# START OF RECORD SET

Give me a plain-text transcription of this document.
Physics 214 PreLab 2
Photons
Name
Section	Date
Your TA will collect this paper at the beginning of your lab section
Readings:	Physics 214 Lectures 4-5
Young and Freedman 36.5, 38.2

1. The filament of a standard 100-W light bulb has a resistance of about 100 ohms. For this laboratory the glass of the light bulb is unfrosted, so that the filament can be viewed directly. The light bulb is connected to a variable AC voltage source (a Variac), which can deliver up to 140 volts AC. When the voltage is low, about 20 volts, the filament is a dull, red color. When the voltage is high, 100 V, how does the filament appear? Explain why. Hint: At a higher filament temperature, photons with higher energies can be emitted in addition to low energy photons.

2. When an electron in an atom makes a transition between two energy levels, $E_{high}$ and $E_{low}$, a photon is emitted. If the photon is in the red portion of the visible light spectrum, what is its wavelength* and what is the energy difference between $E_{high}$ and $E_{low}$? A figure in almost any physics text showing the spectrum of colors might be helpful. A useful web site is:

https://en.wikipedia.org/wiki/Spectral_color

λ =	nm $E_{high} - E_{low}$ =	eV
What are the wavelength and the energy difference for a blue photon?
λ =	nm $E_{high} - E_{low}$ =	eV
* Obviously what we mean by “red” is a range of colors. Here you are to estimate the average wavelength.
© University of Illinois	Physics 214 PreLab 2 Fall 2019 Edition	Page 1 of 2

# END OF RECORD SET
# START OF RECORD SET

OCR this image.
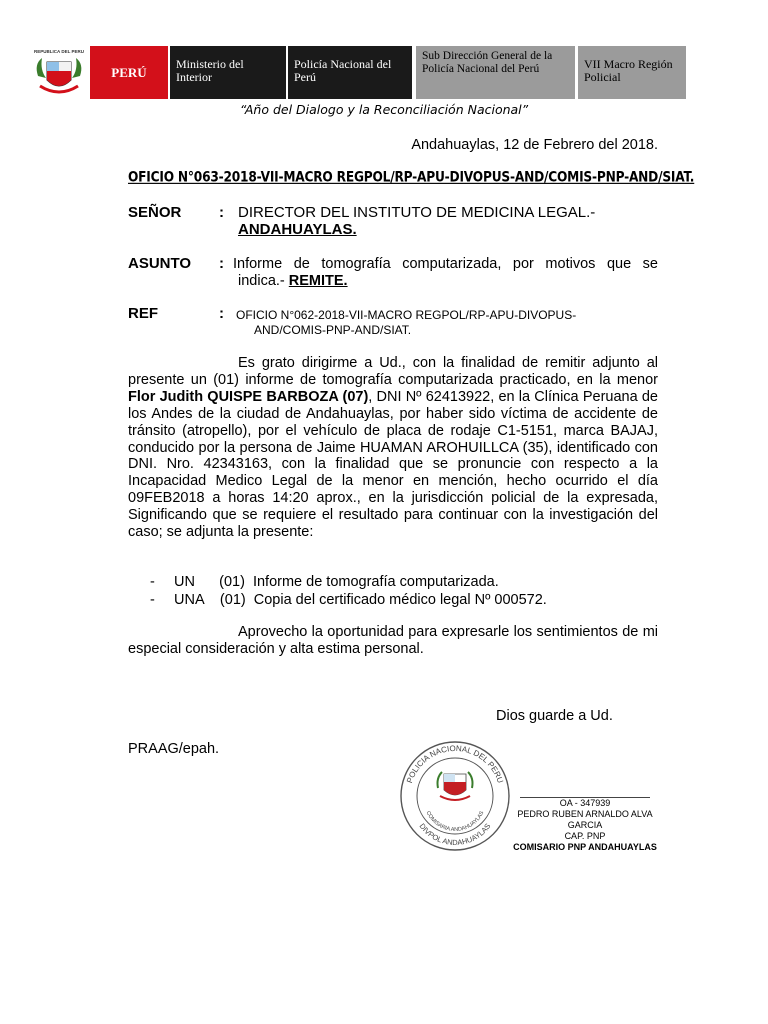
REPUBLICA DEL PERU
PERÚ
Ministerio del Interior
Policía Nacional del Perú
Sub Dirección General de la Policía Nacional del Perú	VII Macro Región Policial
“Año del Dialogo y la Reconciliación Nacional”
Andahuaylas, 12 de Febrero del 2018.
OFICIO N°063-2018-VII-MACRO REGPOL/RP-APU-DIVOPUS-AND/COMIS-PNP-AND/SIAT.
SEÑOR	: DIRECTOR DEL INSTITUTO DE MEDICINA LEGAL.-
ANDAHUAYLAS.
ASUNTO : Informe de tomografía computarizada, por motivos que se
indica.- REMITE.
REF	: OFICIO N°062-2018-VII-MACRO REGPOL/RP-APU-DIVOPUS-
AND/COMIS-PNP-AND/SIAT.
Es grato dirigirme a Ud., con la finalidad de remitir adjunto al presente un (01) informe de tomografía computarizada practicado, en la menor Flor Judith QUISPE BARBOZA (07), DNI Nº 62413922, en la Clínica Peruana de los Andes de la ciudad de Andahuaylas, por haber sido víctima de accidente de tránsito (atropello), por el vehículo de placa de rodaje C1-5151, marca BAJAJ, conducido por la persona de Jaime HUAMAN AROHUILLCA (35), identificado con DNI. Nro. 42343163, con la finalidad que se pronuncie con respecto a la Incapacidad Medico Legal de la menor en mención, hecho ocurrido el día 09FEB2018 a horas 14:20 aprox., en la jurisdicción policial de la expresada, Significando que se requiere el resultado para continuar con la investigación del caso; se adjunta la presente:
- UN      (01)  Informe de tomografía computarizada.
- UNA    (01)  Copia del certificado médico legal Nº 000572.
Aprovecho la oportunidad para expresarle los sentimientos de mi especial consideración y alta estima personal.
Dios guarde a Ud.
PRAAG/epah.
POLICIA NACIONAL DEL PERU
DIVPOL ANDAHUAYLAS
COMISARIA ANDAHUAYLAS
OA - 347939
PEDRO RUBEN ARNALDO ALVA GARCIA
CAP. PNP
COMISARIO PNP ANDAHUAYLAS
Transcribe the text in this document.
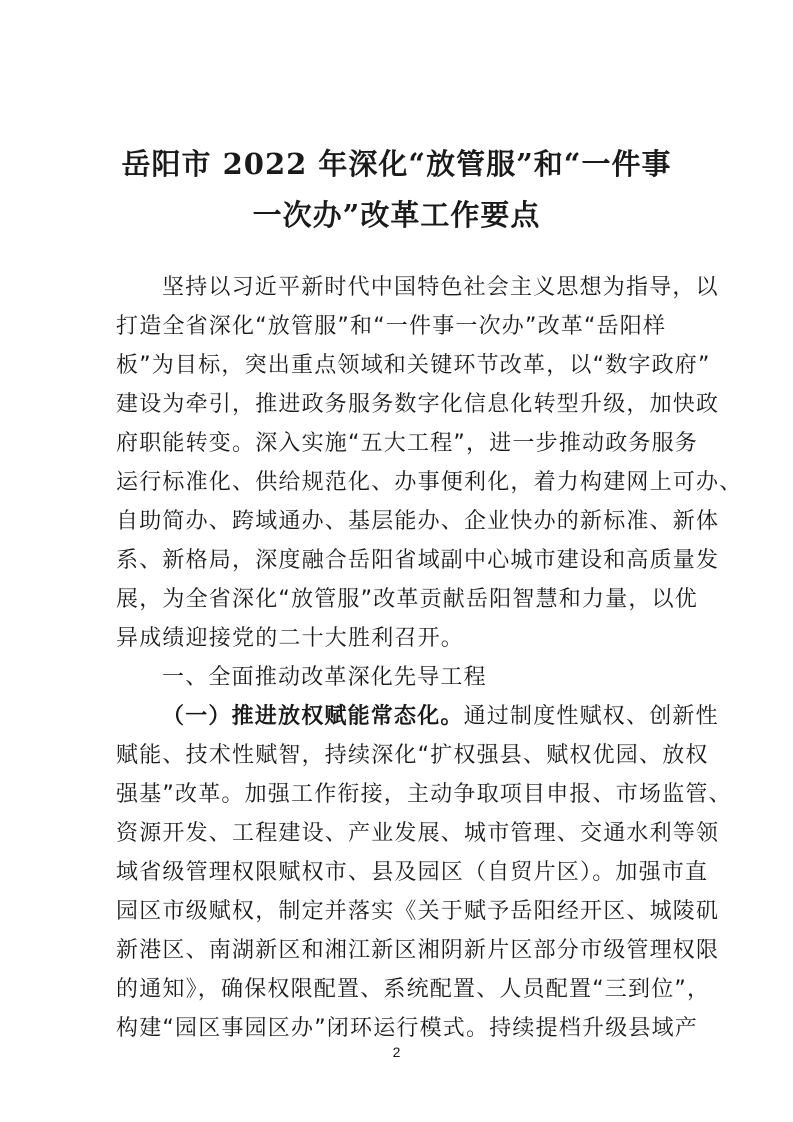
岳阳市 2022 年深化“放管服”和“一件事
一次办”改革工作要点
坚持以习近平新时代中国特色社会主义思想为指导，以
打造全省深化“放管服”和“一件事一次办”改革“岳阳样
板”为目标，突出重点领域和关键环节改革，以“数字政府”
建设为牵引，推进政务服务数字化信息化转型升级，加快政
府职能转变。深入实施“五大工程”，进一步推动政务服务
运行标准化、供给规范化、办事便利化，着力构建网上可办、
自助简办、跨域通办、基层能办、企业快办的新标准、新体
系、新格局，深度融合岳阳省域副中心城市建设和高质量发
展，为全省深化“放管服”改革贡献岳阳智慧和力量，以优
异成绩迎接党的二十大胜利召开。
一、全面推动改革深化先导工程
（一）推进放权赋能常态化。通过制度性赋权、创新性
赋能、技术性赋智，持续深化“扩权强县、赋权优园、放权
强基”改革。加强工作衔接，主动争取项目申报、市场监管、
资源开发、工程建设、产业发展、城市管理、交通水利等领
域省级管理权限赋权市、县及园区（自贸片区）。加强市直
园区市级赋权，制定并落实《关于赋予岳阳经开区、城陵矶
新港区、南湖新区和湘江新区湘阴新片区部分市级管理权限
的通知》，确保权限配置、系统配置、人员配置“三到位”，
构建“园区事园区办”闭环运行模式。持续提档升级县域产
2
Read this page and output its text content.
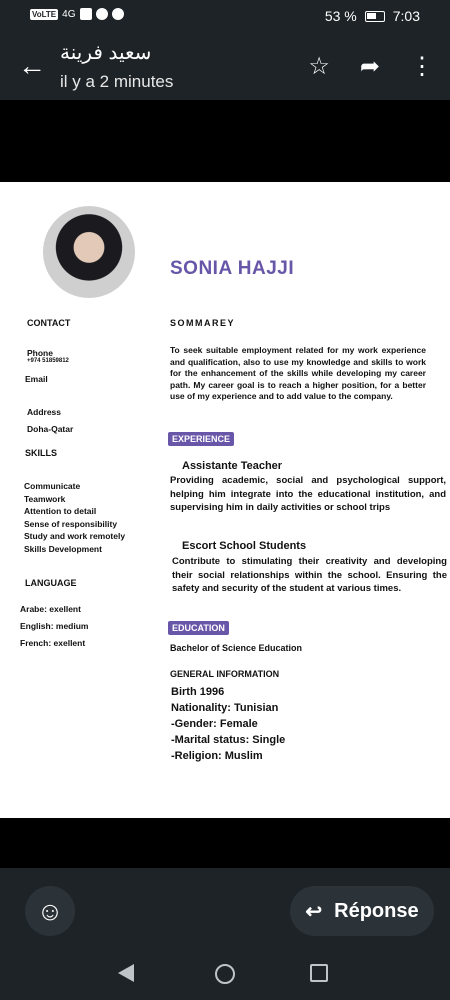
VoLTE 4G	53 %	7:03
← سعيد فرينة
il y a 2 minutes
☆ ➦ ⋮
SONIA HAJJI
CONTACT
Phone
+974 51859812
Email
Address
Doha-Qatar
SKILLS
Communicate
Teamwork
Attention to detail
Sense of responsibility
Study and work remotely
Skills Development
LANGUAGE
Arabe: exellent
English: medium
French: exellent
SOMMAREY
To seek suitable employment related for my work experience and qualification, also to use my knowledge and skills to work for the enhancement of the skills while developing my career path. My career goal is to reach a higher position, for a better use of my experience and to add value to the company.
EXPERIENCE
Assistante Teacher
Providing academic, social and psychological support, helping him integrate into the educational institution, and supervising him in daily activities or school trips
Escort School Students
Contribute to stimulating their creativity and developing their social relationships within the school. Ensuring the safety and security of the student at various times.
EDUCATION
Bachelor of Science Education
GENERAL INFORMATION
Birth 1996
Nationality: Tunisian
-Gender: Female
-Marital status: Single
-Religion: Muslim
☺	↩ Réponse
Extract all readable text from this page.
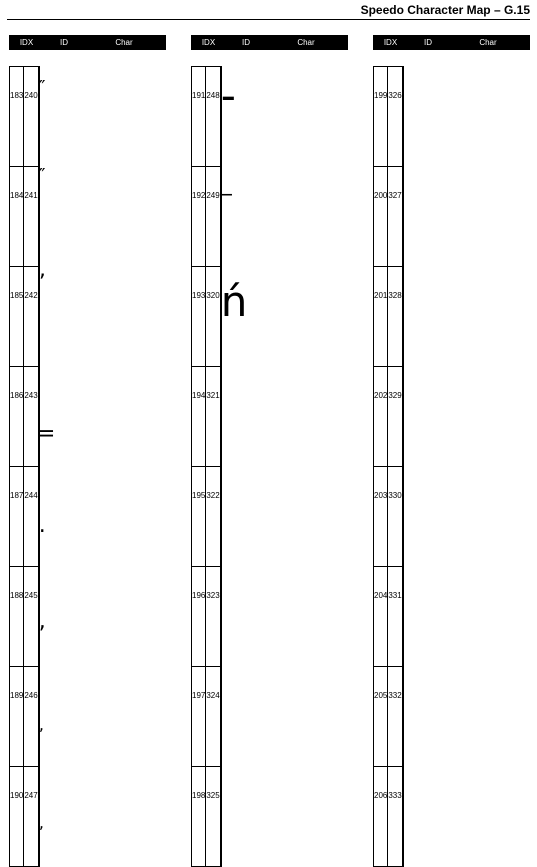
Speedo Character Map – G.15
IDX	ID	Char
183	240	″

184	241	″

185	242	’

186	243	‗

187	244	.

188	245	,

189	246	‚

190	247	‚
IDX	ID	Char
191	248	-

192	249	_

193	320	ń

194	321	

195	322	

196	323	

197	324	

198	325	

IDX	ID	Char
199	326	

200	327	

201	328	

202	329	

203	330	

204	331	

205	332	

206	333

# END OF RECORD SET
# START OF RECORD SET

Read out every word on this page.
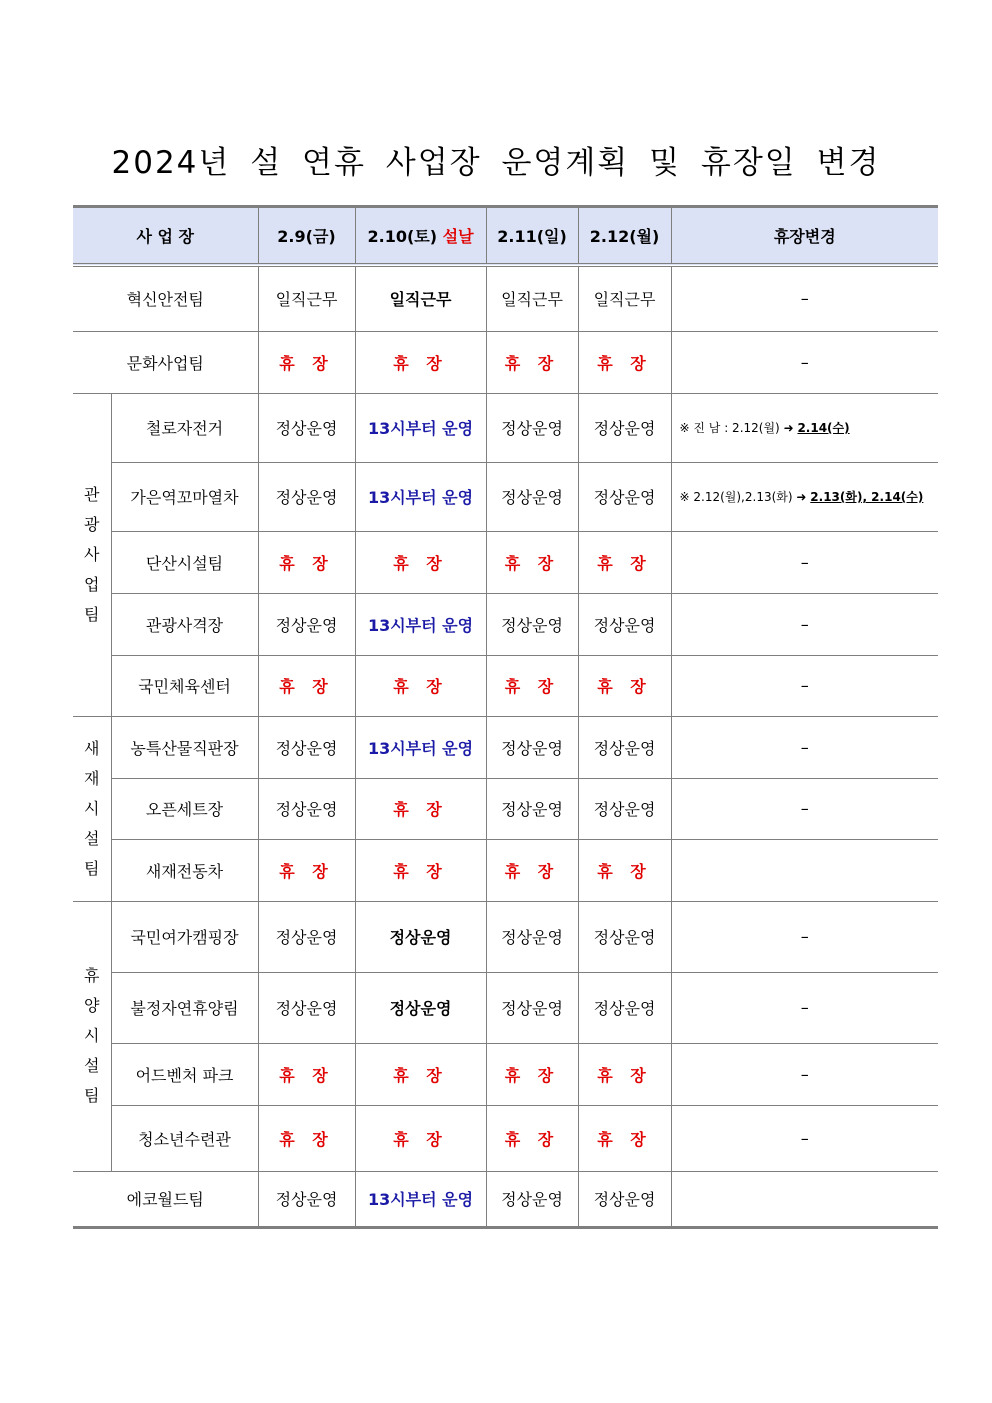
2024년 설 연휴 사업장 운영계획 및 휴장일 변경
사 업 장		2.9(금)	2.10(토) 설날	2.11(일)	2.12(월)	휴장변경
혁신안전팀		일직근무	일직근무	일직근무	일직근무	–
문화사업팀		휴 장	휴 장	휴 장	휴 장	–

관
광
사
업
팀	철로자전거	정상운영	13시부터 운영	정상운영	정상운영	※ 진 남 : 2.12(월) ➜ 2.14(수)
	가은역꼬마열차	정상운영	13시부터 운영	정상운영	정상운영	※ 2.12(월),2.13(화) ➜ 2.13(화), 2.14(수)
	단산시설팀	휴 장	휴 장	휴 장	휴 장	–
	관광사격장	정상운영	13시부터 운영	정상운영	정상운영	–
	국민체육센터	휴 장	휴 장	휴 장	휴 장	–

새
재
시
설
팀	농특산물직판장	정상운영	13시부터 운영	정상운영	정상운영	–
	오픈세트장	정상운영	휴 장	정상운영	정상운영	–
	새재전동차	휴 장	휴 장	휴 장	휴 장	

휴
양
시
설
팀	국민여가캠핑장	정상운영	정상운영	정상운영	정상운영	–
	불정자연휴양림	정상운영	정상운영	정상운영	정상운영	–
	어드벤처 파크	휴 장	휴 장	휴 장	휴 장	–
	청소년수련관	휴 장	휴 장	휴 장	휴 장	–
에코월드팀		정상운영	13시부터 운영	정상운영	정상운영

# END OF RECORD SET

PROBLEM STATEMENT:
Copy out every line with the word "OFICIO".

CORRECT ANSWER:
OFICIO N°063-2018-VII-MACRO REGPOL/RP-APU-DIVOPUS-AND/COMIS-PNP-AND/SIAT.
REF	: OFICIO N°062-2018-VII-MACRO REGPOL/RP-APU-DIVOPUS-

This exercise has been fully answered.